Collection entries:
• • •

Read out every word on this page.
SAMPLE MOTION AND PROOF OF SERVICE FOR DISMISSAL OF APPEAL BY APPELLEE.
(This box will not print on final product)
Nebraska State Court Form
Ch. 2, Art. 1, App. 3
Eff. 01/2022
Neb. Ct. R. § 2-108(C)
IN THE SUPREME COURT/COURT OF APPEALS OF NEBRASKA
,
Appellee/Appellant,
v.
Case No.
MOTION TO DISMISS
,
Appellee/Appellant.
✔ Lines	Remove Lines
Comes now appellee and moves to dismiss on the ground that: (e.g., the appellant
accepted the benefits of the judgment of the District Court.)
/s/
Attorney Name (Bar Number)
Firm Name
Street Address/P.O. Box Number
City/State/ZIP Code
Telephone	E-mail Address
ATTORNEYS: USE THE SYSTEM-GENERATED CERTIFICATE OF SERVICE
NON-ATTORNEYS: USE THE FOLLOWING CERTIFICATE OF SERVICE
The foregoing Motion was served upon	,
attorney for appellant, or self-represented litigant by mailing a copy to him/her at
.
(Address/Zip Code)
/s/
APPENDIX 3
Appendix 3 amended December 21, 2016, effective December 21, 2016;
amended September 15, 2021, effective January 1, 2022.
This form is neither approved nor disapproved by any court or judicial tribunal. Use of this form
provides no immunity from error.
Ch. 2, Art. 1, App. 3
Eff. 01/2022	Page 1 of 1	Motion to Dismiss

• • •

- [Request]: Return every line containing "Number".

- [Expected output]:
Attorney Name (Bar Number)
Street Address/P.O. Box Number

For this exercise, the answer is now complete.